- The records:
····················

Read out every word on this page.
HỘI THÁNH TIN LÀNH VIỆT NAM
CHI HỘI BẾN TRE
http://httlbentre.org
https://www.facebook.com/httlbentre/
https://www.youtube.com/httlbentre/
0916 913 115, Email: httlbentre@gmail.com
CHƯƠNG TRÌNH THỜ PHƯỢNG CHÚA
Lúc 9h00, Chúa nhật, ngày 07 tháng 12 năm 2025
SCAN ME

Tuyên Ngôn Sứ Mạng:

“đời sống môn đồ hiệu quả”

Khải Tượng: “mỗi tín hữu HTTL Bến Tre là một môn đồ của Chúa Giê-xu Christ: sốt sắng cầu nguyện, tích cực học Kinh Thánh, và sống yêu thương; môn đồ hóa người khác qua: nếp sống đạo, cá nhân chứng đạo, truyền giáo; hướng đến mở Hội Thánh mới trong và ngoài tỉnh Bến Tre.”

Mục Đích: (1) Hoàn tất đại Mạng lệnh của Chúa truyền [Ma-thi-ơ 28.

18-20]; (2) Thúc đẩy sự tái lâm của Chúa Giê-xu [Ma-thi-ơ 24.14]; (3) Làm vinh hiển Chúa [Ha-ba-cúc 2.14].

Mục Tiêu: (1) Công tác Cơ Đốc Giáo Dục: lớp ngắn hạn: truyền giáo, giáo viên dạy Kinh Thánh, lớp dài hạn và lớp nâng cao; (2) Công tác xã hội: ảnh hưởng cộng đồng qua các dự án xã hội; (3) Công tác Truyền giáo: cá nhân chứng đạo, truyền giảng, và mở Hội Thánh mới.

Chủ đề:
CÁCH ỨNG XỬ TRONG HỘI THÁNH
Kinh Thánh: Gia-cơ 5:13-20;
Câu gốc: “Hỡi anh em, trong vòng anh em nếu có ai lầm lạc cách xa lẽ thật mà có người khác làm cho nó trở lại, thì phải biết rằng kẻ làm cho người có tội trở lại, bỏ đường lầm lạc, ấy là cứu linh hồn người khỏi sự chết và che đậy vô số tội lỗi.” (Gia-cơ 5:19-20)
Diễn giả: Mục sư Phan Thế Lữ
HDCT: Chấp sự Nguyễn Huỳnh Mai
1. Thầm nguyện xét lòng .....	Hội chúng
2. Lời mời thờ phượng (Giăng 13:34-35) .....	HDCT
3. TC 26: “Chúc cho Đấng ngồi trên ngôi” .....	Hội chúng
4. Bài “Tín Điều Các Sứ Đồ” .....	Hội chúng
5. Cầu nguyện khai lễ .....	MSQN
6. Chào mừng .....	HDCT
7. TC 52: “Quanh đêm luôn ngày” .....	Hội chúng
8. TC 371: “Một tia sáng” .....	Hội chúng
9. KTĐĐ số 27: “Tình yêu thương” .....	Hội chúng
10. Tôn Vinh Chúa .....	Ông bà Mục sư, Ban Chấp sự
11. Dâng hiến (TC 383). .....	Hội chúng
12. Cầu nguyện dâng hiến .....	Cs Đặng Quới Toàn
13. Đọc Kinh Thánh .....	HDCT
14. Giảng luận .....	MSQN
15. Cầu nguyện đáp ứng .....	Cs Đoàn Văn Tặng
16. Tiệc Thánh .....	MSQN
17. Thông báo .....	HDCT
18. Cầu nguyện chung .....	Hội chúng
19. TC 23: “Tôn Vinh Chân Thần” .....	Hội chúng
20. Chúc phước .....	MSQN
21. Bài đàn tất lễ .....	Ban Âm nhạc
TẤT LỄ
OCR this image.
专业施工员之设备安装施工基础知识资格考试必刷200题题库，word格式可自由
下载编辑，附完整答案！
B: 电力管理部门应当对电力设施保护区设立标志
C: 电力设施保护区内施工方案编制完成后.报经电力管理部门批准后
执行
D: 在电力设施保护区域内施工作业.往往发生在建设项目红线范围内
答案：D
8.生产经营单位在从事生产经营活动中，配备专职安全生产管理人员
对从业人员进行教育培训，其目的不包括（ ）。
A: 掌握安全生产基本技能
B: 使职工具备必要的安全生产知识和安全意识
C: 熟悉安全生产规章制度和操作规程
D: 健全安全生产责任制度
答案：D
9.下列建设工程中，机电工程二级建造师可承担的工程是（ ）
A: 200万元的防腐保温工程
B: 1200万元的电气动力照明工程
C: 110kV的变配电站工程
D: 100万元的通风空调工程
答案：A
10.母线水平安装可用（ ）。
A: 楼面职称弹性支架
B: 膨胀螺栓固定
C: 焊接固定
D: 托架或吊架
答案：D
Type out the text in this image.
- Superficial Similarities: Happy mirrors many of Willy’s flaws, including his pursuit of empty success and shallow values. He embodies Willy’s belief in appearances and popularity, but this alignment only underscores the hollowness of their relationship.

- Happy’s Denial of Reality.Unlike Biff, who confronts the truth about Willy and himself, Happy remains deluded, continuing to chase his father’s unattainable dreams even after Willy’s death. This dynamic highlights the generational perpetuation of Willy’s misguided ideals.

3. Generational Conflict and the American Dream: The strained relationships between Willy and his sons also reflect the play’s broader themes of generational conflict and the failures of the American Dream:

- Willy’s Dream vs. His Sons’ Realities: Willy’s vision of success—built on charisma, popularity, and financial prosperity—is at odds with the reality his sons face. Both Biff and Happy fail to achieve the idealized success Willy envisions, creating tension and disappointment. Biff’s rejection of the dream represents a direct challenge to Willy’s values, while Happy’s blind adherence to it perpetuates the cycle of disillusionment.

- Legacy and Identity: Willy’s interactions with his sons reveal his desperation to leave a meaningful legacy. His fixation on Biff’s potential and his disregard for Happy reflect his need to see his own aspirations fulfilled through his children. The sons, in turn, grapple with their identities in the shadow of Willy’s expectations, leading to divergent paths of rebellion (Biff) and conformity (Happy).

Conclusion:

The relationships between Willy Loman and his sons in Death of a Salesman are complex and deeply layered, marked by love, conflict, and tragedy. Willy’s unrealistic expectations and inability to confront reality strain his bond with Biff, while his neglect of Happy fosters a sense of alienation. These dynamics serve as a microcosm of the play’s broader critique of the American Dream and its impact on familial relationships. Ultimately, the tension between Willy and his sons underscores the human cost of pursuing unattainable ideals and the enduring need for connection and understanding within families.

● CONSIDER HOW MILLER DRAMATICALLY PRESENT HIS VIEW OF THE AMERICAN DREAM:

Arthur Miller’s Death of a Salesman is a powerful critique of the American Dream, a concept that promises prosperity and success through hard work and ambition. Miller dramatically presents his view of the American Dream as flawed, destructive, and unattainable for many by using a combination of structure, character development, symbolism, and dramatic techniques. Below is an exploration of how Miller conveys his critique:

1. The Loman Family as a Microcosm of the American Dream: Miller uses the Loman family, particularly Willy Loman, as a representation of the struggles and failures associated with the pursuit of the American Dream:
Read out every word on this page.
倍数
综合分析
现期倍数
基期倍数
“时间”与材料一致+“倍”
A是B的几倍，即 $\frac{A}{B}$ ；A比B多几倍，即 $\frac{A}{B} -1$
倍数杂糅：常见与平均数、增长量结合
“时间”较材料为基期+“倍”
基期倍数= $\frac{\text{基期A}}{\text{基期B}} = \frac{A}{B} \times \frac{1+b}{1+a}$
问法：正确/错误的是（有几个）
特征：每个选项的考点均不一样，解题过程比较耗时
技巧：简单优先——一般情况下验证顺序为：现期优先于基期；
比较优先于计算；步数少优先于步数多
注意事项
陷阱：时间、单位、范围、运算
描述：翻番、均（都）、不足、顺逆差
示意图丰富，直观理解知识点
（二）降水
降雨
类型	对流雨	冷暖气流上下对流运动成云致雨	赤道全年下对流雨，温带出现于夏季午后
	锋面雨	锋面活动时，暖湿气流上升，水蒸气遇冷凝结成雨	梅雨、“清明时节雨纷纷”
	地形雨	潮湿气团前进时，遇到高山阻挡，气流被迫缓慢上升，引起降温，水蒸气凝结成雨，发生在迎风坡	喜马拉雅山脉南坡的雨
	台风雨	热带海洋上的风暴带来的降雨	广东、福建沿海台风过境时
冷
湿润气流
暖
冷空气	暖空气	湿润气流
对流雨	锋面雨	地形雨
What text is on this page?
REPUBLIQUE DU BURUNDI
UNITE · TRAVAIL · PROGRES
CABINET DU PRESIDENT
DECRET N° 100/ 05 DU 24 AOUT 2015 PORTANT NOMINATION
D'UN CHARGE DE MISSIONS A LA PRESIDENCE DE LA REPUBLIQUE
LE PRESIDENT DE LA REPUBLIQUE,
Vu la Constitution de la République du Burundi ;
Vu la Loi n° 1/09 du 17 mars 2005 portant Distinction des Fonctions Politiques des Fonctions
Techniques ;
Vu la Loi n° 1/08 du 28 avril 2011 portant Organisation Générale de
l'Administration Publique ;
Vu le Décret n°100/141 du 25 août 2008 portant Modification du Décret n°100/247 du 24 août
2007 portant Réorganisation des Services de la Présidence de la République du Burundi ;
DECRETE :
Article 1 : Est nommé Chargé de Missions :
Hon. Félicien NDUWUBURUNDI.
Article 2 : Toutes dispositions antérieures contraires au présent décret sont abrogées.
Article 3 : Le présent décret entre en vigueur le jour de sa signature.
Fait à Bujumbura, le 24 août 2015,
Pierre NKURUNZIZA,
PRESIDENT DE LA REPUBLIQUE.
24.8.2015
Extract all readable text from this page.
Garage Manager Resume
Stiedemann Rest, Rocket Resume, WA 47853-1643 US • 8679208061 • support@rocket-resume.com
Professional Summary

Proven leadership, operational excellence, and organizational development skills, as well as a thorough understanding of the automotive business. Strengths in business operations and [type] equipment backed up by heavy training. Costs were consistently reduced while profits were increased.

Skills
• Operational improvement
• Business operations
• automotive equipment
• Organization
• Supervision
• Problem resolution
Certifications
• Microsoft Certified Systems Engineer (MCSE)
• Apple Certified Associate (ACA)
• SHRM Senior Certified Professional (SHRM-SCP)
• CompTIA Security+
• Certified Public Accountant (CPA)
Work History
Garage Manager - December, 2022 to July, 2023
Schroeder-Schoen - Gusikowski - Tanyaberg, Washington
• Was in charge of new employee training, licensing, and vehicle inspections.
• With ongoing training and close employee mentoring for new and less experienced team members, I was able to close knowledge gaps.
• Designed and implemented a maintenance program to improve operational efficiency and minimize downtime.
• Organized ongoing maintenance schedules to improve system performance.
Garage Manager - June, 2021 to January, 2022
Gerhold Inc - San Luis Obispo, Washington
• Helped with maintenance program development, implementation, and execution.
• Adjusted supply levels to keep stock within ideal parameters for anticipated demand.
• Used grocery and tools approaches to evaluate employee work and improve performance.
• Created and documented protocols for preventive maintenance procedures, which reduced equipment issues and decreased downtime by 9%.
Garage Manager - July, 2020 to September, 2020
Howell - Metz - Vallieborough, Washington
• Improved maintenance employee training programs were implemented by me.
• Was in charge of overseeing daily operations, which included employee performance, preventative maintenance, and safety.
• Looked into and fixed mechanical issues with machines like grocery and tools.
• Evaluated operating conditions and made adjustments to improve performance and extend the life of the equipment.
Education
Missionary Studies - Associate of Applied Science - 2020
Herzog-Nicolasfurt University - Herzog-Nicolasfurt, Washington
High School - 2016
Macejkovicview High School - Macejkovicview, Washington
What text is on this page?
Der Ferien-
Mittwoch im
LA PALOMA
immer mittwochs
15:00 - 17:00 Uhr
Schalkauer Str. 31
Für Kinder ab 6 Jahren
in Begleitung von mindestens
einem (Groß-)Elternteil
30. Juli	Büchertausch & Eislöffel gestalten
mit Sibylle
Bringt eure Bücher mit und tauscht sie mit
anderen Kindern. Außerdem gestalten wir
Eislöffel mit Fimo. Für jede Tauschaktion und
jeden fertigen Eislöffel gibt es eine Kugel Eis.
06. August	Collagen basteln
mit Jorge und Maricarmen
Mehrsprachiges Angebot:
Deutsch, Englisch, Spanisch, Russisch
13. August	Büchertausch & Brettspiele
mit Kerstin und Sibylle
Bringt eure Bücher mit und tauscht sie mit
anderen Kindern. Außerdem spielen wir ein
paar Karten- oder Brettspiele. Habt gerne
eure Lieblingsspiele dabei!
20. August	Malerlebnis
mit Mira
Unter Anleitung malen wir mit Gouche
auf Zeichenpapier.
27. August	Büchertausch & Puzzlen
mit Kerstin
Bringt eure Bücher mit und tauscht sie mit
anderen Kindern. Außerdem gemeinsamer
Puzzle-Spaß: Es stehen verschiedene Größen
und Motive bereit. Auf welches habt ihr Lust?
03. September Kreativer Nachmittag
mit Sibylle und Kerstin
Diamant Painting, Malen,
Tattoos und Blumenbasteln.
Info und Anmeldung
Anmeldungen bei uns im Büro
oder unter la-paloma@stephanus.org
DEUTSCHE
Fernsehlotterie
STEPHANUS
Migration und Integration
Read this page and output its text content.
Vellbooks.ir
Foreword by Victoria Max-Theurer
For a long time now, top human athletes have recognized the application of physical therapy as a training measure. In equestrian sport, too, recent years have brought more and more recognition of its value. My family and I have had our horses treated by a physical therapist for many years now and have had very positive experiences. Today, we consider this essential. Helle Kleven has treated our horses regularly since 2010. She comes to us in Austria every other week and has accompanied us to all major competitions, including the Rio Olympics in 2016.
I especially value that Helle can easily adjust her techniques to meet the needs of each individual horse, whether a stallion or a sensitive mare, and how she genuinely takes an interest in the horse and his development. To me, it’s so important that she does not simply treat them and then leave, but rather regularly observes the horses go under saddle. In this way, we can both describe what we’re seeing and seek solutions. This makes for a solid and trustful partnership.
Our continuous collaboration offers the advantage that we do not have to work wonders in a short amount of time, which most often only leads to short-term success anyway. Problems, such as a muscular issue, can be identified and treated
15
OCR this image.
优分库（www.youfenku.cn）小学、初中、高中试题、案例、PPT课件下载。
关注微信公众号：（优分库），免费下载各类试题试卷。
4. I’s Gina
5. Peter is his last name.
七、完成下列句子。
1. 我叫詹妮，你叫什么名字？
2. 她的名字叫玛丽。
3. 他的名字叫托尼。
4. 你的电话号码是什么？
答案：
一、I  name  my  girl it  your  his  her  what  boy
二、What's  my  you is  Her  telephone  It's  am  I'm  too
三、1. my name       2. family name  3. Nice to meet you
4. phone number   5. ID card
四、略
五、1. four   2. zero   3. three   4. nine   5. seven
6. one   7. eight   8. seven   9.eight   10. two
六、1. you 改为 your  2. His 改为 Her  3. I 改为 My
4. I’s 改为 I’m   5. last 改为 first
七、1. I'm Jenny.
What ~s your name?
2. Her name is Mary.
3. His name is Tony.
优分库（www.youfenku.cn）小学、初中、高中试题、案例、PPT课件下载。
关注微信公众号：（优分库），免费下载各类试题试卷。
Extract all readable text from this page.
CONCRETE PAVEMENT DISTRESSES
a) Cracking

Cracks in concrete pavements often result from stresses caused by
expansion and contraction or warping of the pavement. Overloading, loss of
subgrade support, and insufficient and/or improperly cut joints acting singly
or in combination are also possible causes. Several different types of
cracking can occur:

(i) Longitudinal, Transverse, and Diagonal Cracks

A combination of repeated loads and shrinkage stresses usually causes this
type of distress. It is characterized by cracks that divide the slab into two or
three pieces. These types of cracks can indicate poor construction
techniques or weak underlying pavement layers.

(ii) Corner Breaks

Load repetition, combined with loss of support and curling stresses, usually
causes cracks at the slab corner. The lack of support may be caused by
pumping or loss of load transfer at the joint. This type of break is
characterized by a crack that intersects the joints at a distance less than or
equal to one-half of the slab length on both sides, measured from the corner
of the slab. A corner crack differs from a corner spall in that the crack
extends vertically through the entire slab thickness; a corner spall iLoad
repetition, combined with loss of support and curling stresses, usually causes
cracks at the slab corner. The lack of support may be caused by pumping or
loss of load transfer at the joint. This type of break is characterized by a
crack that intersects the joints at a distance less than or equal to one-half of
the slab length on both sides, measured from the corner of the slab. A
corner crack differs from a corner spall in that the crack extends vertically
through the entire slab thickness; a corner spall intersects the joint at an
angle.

····················

- Short task:
Which lines hold the word "support"? Copy each of them from the records.

- Result of the exercise:
Stiedemann Rest, Rocket Resume, WA 47853-1643 US • 8679208061 • support@rocket-resume.com
subgrade support, and insufficient and/or improperly cut joints acting singly
Load repetition, combined with loss of support and curling stresses, usually
causes cracks at the slab corner. The lack of support may be caused by
repetition, combined with loss of support and curling stresses, usually causes
cracks at the slab corner. The lack of support may be caused by pumping or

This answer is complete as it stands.